* Begin Data excerpts *

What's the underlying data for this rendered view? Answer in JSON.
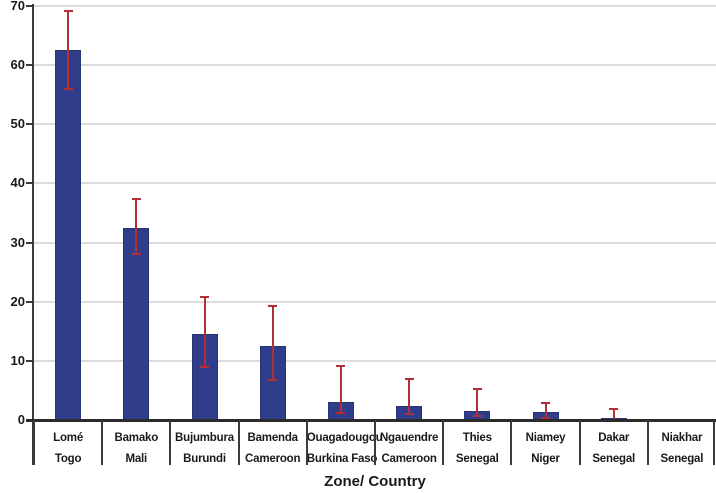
{
  "chart_data": {
    "type": "bar",
    "title": "",
    "xlabel": "Zone/ Country",
    "ylabel": "",
    "ylim": [
      0,
      70
    ],
    "yticks": [
      0,
      10,
      20,
      30,
      40,
      50,
      60,
      70
    ],
    "grid": "horizontal",
    "legend": "none",
    "bar_color": "#2f3d8a",
    "bar_border_color": "#283372",
    "error_bar_color": "#b22f35",
    "gridline_color": "#dcdcdc",
    "axis_color": "#2b2b2b",
    "text_color": "#1a1a1a",
    "categories": [
      {
        "zone": "Lomé",
        "country": "Togo"
      },
      {
        "zone": "Bamako",
        "country": "Mali"
      },
      {
        "zone": "Bujumbura",
        "country": "Burundi"
      },
      {
        "zone": "Bamenda",
        "country": "Cameroon"
      },
      {
        "zone": "Ouagadougou",
        "country": "Burkina Faso"
      },
      {
        "zone": "Ngauendre",
        "country": "Cameroon"
      },
      {
        "zone": "Thies",
        "country": "Senegal"
      },
      {
        "zone": "Niamey",
        "country": "Niger"
      },
      {
        "zone": "Dakar",
        "country": "Senegal"
      },
      {
        "zone": "Niakhar",
        "country": "Senegal"
      }
    ],
    "values": [
      62.6,
      32.4,
      14.5,
      12.5,
      3.0,
      2.4,
      1.5,
      1.4,
      0.4,
      0
    ],
    "error_bars": {
      "upper": [
        69.2,
        37.4,
        20.8,
        19.2,
        9.2,
        7.0,
        5.3,
        2.9,
        1.8,
        null
      ],
      "lower": [
        56.0,
        28.0,
        9.0,
        6.8,
        1.2,
        1.0,
        0.6,
        0.3,
        0.05,
        null
      ]
    }
  }
}
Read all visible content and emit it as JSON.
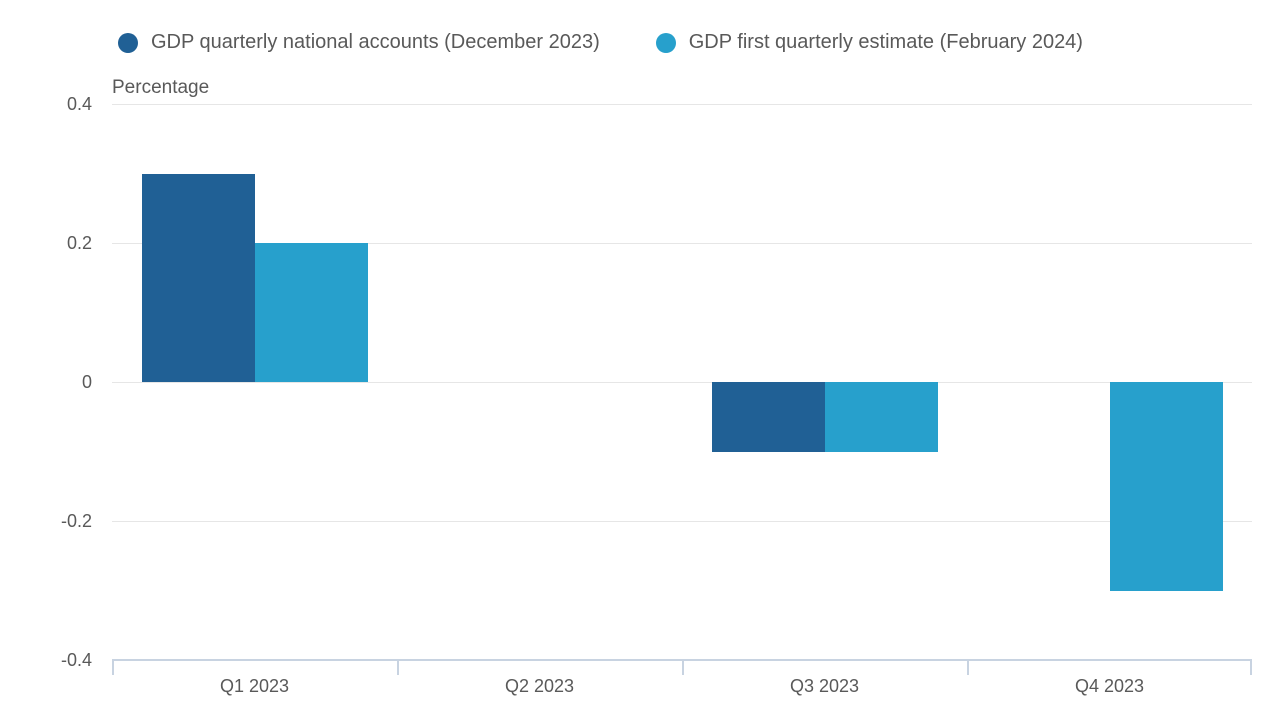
{
  "colors": {
    "series_dark_blue": "#206095",
    "series_light_blue": "#27a0cc",
    "gridline": "#e6e6e6",
    "axis_line": "#c8d3e1",
    "text": "#595959",
    "background": "#ffffff"
  },
  "chart_data": {
    "type": "bar",
    "title": "",
    "axis_label": "Percentage",
    "categories": [
      "Q1 2023",
      "Q2 2023",
      "Q3 2023",
      "Q4 2023"
    ],
    "series": [
      {
        "name": "GDP quarterly national accounts (December 2023)",
        "color": "#206095",
        "values": [
          0.3,
          0.0,
          -0.1,
          null
        ]
      },
      {
        "name": "GDP first quarterly estimate (February 2024)",
        "color": "#27a0cc",
        "values": [
          0.2,
          0.0,
          -0.1,
          -0.3
        ]
      }
    ],
    "ylim": [
      -0.4,
      0.4
    ],
    "yticks": [
      {
        "label": "0.4",
        "value": 0.4
      },
      {
        "label": "0.2",
        "value": 0.2
      },
      {
        "label": "0",
        "value": 0
      },
      {
        "label": "-0.2",
        "value": -0.2
      },
      {
        "label": "-0.4",
        "value": -0.4
      }
    ],
    "grid": true,
    "legend_position": "top"
  }
}
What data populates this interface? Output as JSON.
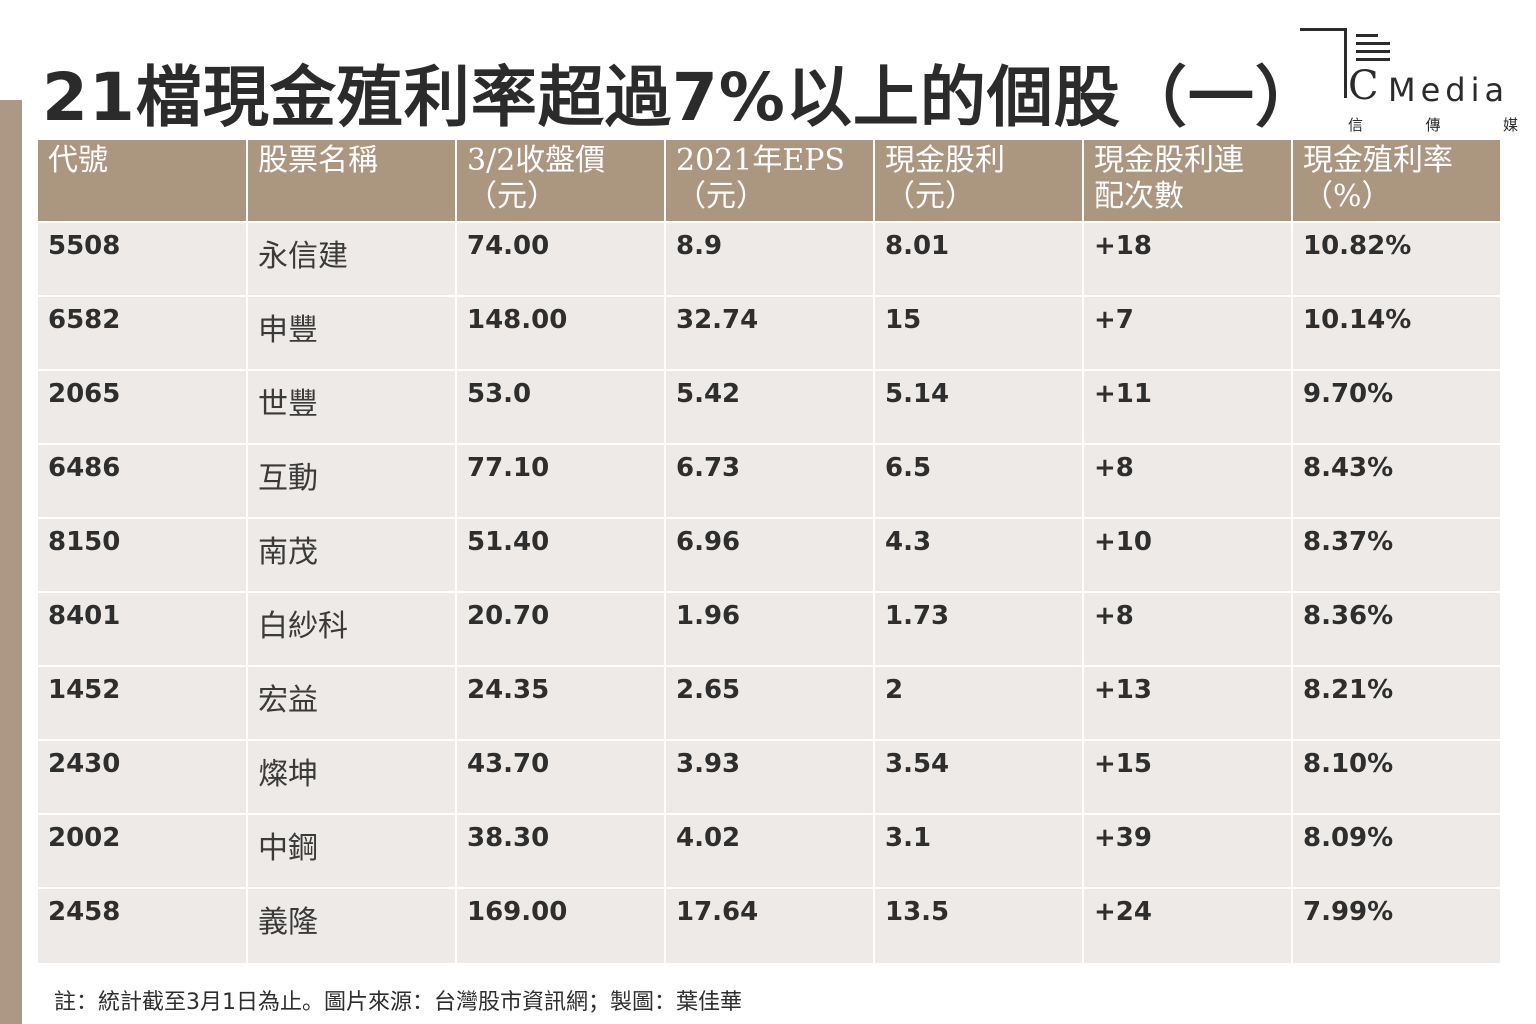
{
  "title": "21檔現金殖利率超過7%以上的個股（一）",
  "logo": {
    "c": "C",
    "word": "Media",
    "cn": [
      "信",
      "傳",
      "媒"
    ]
  },
  "table": {
    "headers": [
      {
        "l1": "代號",
        "l2": ""
      },
      {
        "l1": "股票名稱",
        "l2": ""
      },
      {
        "l1": "3/2收盤價",
        "l2": "（元）"
      },
      {
        "l1": "2021年EPS",
        "l2": "（元）"
      },
      {
        "l1": "現金股利",
        "l2": "（元）"
      },
      {
        "l1": "現金股利連",
        "l2": "配次數"
      },
      {
        "l1": "現金殖利率",
        "l2": "（%）"
      }
    ],
    "rows": [
      [
        "5508",
        "永信建",
        "74.00",
        "8.9",
        "8.01",
        "+18",
        "10.82%"
      ],
      [
        "6582",
        "申豐",
        "148.00",
        "32.74",
        "15",
        "+7",
        "10.14%"
      ],
      [
        "2065",
        "世豐",
        "53.0",
        "5.42",
        "5.14",
        "+11",
        "9.70%"
      ],
      [
        "6486",
        "互動",
        "77.10",
        "6.73",
        "6.5",
        "+8",
        "8.43%"
      ],
      [
        "8150",
        "南茂",
        "51.40",
        "6.96",
        "4.3",
        "+10",
        "8.37%"
      ],
      [
        "8401",
        "白紗科",
        "20.70",
        "1.96",
        "1.73",
        "+8",
        "8.36%"
      ],
      [
        "1452",
        "宏益",
        "24.35",
        "2.65",
        "2",
        "+13",
        "8.21%"
      ],
      [
        "2430",
        "燦坤",
        "43.70",
        "3.93",
        "3.54",
        "+15",
        "8.10%"
      ],
      [
        "2002",
        "中鋼",
        "38.30",
        "4.02",
        "3.1",
        "+39",
        "8.09%"
      ],
      [
        "2458",
        "義隆",
        "169.00",
        "17.64",
        "13.5",
        "+24",
        "7.99%"
      ]
    ]
  },
  "footnote": "註：統計截至3月1日為止。圖片來源：台灣股市資訊網；製圖：葉佳華",
  "colors": {
    "header_bg": "#ab9680",
    "cell_bg": "#edeae7",
    "accent_bar": "#ac9884",
    "text": "#2e2e2e"
  }
}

* End Data excerpts *

= Short task =
Word for word, quote the full listing, omitting every picture.

= Reply to the exercise =
What's the underlying data for this rendered view? Answer in JSON.
{
  "chart_data": {
    "type": "bar",
    "title": "",
    "xlabel": "Zone/ Country",
    "ylabel": "",
    "ylim": [
      0,
      70
    ],
    "yticks": [
      0,
      10,
      20,
      30,
      40,
      50,
      60,
      70
    ],
    "grid": "horizontal",
    "legend": "none",
    "bar_color": "#2f3d8a",
    "bar_border_color": "#283372",
    "error_bar_color": "#b22f35",
    "gridline_color": "#dcdcdc",
    "axis_color": "#2b2b2b",
    "text_color": "#1a1a1a",
    "categories": [
      {
        "zone": "Lomé",
        "country": "Togo"
      },
      {
        "zone": "Bamako",
        "country": "Mali"
      },
      {
        "zone": "Bujumbura",
        "country": "Burundi"
      },
      {
        "zone": "Bamenda",
        "country": "Cameroon"
      },
      {
        "zone": "Ouagadougou",
        "country": "Burkina Faso"
      },
      {
        "zone": "Ngauendre",
        "country": "Cameroon"
      },
      {
        "zone": "Thies",
        "country": "Senegal"
      },
      {
        "zone": "Niamey",
        "country": "Niger"
      },
      {
        "zone": "Dakar",
        "country": "Senegal"
      },
      {
        "zone": "Niakhar",
        "country": "Senegal"
      }
    ],
    "values": [
      62.6,
      32.4,
      14.5,
      12.5,
      3.0,
      2.4,
      1.5,
      1.4,
      0.4,
      0
    ],
    "error_bars": {
      "upper": [
        69.2,
        37.4,
        20.8,
        19.2,
        9.2,
        7.0,
        5.3,
        2.9,
        1.8,
        null
      ],
      "lower": [
        56.0,
        28.0,
        9.0,
        6.8,
        1.2,
        1.0,
        0.6,
        0.3,
        0.05,
        null
      ]
    }
  }
}
Read all visible content and emit it as JSON.
{
  "colors": {
    "series_dark_blue": "#206095",
    "series_light_blue": "#27a0cc",
    "gridline": "#e6e6e6",
    "axis_line": "#c8d3e1",
    "text": "#595959",
    "background": "#ffffff"
  },
  "chart_data": {
    "type": "bar",
    "title": "",
    "axis_label": "Percentage",
    "categories": [
      "Q1 2023",
      "Q2 2023",
      "Q3 2023",
      "Q4 2023"
    ],
    "series": [
      {
        "name": "GDP quarterly national accounts (December 2023)",
        "color": "#206095",
        "values": [
          0.3,
          0.0,
          -0.1,
          null
        ]
      },
      {
        "name": "GDP first quarterly estimate (February 2024)",
        "color": "#27a0cc",
        "values": [
          0.2,
          0.0,
          -0.1,
          -0.3
        ]
      }
    ],
    "ylim": [
      -0.4,
      0.4
    ],
    "yticks": [
      {
        "label": "0.4",
        "value": 0.4
      },
      {
        "label": "0.2",
        "value": 0.2
      },
      {
        "label": "0",
        "value": 0
      },
      {
        "label": "-0.2",
        "value": -0.2
      },
      {
        "label": "-0.4",
        "value": -0.4
      }
    ],
    "grid": true,
    "legend_position": "top"
  }
}
What data populates this interface? Output as JSON.
{
  "title": "21檔現金殖利率超過7%以上的個股（一）",
  "logo": {
    "c": "C",
    "word": "Media",
    "cn": [
      "信",
      "傳",
      "媒"
    ]
  },
  "table": {
    "headers": [
      {
        "l1": "代號",
        "l2": ""
      },
      {
        "l1": "股票名稱",
        "l2": ""
      },
      {
        "l1": "3/2收盤價",
        "l2": "（元）"
      },
      {
        "l1": "2021年EPS",
        "l2": "（元）"
      },
      {
        "l1": "現金股利",
        "l2": "（元）"
      },
      {
        "l1": "現金股利連",
        "l2": "配次數"
      },
      {
        "l1": "現金殖利率",
        "l2": "（%）"
      }
    ],
    "rows": [
      [
        "5508",
        "永信建",
        "74.00",
        "8.9",
        "8.01",
        "+18",
        "10.82%"
      ],
      [
        "6582",
        "申豐",
        "148.00",
        "32.74",
        "15",
        "+7",
        "10.14%"
      ],
      [
        "2065",
        "世豐",
        "53.0",
        "5.42",
        "5.14",
        "+11",
        "9.70%"
      ],
      [
        "6486",
        "互動",
        "77.10",
        "6.73",
        "6.5",
        "+8",
        "8.43%"
      ],
      [
        "8150",
        "南茂",
        "51.40",
        "6.96",
        "4.3",
        "+10",
        "8.37%"
      ],
      [
        "8401",
        "白紗科",
        "20.70",
        "1.96",
        "1.73",
        "+8",
        "8.36%"
      ],
      [
        "1452",
        "宏益",
        "24.35",
        "2.65",
        "2",
        "+13",
        "8.21%"
      ],
      [
        "2430",
        "燦坤",
        "43.70",
        "3.93",
        "3.54",
        "+15",
        "8.10%"
      ],
      [
        "2002",
        "中鋼",
        "38.30",
        "4.02",
        "3.1",
        "+39",
        "8.09%"
      ],
      [
        "2458",
        "義隆",
        "169.00",
        "17.64",
        "13.5",
        "+24",
        "7.99%"
      ]
    ]
  },
  "footnote": "註：統計截至3月1日為止。圖片來源：台灣股市資訊網；製圖：葉佳華",
  "colors": {
    "header_bg": "#ab9680",
    "cell_bg": "#edeae7",
    "accent_bar": "#ac9884",
    "text": "#2e2e2e"
  }
}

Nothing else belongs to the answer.